--- START OF Exercise materials ---

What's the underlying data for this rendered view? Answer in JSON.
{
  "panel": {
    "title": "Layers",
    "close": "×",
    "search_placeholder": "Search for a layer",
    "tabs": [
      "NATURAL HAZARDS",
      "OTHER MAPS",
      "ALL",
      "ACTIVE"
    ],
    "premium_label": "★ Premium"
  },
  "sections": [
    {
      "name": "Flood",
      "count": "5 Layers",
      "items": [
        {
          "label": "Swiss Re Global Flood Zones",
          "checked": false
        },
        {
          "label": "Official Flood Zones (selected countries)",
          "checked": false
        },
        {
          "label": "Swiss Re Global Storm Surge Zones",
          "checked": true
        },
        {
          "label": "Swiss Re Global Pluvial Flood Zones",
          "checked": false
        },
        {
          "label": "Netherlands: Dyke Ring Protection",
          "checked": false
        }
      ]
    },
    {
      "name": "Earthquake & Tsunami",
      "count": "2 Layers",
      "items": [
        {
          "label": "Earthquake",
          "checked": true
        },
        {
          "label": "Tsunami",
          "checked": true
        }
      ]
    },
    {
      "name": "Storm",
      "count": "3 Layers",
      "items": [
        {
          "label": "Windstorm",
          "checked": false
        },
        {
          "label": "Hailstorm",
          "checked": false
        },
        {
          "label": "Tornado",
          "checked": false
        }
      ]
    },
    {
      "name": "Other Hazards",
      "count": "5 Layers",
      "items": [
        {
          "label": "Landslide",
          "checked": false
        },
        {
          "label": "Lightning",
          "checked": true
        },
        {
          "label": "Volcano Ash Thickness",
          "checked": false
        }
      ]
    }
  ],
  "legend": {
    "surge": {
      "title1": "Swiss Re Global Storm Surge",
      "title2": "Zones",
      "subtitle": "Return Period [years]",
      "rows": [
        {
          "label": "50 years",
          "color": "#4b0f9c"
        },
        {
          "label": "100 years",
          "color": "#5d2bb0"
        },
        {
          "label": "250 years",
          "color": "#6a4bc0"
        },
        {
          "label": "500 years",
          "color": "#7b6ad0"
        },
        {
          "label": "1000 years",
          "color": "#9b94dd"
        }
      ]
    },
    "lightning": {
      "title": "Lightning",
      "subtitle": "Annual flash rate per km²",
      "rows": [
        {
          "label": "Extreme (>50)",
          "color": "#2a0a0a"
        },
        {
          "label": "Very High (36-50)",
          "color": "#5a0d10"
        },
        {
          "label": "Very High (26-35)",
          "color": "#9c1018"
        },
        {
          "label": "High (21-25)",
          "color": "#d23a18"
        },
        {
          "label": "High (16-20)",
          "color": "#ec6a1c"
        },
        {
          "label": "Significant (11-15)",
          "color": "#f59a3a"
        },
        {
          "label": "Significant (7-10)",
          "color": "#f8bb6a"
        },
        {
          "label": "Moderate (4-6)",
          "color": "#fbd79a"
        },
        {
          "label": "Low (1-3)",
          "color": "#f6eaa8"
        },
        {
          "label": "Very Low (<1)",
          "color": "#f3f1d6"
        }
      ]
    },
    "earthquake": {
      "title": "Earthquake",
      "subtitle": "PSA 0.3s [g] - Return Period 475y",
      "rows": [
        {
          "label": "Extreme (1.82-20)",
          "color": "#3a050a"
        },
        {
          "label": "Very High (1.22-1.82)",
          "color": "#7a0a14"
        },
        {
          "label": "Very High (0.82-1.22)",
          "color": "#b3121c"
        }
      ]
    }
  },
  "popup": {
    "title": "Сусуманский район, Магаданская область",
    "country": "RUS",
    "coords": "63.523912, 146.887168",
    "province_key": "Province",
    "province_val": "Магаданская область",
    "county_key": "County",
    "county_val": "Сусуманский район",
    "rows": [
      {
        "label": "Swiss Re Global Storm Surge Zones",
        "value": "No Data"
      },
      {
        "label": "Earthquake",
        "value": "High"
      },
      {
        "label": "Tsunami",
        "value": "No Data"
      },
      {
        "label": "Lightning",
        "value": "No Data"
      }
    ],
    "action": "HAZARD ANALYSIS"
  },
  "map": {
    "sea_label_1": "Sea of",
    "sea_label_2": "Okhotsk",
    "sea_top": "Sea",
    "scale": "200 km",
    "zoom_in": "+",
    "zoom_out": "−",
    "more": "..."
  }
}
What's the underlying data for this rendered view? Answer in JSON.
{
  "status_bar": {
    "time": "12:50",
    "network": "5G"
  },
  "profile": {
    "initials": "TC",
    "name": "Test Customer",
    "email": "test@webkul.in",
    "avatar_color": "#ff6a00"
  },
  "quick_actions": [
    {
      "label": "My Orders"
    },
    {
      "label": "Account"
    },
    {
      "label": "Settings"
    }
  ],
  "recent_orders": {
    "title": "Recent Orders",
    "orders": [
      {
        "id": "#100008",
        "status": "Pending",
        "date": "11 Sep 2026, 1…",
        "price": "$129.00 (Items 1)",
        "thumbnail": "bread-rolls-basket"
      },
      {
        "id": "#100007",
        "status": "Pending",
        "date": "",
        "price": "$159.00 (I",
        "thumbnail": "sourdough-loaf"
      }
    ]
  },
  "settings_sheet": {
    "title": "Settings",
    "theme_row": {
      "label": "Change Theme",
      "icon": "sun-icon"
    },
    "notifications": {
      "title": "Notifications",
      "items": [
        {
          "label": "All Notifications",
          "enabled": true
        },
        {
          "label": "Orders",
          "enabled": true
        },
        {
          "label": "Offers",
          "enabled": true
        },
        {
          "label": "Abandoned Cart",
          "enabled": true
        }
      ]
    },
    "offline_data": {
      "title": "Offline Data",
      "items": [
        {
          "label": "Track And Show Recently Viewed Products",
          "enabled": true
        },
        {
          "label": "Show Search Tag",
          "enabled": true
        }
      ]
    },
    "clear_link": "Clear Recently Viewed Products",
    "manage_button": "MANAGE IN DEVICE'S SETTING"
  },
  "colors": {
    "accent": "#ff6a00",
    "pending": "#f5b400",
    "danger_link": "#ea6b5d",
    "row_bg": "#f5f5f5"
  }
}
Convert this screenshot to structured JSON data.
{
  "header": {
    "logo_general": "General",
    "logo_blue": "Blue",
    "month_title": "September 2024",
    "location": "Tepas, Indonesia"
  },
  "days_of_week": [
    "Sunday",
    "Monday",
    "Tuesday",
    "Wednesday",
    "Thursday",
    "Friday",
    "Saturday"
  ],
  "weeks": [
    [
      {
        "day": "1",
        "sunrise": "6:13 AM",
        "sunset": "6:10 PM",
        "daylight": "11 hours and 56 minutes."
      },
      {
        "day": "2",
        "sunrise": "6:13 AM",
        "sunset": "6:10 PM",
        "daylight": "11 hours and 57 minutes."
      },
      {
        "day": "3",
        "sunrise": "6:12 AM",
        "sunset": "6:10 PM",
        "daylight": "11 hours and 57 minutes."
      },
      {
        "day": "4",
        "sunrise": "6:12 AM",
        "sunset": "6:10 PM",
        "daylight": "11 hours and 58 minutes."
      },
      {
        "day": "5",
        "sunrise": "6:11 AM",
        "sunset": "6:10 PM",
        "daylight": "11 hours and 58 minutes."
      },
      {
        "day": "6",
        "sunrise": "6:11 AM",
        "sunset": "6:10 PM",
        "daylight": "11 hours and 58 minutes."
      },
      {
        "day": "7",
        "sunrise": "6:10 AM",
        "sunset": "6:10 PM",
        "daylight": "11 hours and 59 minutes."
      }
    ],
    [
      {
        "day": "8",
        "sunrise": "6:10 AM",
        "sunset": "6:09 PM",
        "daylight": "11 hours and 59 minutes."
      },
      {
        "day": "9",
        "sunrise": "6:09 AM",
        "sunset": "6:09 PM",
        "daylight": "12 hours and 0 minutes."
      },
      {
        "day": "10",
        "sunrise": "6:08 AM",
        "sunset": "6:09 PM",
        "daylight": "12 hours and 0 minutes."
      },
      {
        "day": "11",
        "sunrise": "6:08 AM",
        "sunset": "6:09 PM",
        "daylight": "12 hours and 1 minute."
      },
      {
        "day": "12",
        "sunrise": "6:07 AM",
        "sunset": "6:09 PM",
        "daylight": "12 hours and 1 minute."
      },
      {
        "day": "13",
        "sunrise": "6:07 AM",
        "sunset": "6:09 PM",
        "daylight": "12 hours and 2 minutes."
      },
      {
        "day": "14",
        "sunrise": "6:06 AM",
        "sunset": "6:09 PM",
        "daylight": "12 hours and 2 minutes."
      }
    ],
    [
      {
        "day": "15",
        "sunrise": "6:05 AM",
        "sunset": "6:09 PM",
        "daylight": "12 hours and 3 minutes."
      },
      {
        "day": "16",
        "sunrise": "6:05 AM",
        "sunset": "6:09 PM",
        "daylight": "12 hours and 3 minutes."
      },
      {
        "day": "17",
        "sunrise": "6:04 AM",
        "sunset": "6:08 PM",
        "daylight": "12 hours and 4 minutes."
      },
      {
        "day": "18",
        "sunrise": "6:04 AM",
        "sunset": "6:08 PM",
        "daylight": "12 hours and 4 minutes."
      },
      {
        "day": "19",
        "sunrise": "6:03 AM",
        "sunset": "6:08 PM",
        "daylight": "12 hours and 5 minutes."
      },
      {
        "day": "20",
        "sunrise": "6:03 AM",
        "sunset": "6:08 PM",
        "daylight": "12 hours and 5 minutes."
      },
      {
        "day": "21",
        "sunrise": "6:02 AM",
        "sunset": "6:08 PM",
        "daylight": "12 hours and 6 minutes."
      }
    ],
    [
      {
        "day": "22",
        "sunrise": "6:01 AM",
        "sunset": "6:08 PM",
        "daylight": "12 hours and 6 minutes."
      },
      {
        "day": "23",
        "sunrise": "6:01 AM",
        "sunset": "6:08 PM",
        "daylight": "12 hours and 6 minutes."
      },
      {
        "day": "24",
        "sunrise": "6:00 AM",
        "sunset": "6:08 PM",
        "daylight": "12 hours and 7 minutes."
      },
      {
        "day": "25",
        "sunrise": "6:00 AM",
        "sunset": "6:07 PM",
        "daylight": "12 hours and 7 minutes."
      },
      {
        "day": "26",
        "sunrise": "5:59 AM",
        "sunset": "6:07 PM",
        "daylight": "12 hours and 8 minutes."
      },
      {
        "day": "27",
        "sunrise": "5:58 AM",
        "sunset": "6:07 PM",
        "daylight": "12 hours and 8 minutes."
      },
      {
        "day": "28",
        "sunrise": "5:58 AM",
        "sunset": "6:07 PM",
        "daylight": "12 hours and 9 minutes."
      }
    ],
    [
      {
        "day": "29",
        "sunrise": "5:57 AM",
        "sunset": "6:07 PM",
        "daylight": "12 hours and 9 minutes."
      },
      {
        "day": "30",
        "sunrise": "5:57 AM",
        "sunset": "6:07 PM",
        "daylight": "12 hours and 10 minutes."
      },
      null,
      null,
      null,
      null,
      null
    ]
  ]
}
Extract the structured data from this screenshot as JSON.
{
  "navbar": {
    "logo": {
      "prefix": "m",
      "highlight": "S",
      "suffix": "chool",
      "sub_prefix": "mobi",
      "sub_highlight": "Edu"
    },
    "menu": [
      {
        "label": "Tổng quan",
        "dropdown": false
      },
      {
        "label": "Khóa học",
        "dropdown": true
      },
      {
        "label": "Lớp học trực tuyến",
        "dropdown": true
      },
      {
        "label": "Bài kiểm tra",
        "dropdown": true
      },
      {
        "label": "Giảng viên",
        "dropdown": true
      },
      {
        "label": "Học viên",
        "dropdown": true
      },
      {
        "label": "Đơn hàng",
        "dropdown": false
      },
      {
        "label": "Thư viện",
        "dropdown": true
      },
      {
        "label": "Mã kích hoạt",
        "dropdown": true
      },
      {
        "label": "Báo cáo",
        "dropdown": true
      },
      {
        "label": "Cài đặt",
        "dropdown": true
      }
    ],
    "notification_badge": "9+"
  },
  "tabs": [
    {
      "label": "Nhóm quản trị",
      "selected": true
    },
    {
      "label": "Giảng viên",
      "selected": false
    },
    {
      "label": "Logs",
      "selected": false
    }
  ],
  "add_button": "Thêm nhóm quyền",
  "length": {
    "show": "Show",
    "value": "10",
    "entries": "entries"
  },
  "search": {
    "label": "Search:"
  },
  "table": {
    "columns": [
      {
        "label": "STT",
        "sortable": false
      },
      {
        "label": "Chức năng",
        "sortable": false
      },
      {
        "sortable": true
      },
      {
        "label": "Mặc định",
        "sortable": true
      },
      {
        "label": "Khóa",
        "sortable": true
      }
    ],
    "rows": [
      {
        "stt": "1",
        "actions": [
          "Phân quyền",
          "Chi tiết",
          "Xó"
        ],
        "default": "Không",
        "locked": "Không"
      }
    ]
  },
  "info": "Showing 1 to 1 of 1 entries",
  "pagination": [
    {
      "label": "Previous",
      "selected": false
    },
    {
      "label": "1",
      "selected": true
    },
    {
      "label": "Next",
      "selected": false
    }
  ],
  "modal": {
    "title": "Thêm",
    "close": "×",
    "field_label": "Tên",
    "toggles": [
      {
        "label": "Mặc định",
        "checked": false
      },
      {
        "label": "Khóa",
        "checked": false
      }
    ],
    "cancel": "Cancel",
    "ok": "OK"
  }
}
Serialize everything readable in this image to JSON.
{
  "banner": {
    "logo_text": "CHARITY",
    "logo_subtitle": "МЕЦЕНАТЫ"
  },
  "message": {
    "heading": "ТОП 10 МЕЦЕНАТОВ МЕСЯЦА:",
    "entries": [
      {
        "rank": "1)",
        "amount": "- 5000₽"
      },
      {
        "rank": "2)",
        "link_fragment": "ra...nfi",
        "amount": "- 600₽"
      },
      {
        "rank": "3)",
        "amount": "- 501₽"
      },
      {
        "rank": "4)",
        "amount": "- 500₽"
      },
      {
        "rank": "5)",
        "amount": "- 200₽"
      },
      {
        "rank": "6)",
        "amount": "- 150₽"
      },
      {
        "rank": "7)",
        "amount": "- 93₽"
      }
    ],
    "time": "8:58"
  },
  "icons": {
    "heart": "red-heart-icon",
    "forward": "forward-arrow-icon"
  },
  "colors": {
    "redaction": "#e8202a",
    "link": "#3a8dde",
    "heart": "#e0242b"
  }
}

--- END OF Exercise materials ---

Written instruction
Look through the entries above for the word "structured". Copy every line where it shows up.

Correct result
Convert this screenshot to structured JSON data.
Extract the structured data from this screenshot as JSON.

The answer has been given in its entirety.